» **WHAT TO PRODUCE**
Give all of the lines again, with nothing added or dropped.

Part of a data file:
= = = = = = =

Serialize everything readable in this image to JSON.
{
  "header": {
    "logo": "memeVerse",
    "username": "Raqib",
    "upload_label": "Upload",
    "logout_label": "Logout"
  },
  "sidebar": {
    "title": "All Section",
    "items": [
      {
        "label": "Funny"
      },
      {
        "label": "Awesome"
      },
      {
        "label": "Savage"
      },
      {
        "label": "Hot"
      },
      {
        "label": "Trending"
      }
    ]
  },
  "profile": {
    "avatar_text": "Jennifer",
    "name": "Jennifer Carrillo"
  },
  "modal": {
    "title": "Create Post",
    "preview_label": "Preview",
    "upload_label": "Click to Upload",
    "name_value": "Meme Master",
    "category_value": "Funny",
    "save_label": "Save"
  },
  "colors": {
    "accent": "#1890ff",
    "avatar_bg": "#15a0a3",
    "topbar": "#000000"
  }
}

= = = = = = =

» **IN RESPONSE**
Serialize everything readable in this image to JSON.
{
  "header": {
    "logo": "memeVerse",
    "username": "Raqib",
    "upload_label": "Upload",
    "logout_label": "Logout"
  },
  "sidebar": {
    "title": "All Section",
    "items": [
      {
        "label": "Funny"
      },
      {
        "label": "Awesome"
      },
      {
        "label": "Savage"
      },
      {
        "label": "Hot"
      },
      {
        "label": "Trending"
      }
    ]
  },
  "profile": {
    "avatar_text": "Jennifer",
    "name": "Jennifer Carrillo"
  },
  "modal": {
    "title": "Create Post",
    "preview_label": "Preview",
    "upload_label": "Click to Upload",
    "name_value": "Meme Master",
    "category_value": "Funny",
    "save_label": "Save"
  },
  "colors": {
    "accent": "#1890ff",
    "avatar_bg": "#15a0a3",
    "topbar": "#000000"
  }
}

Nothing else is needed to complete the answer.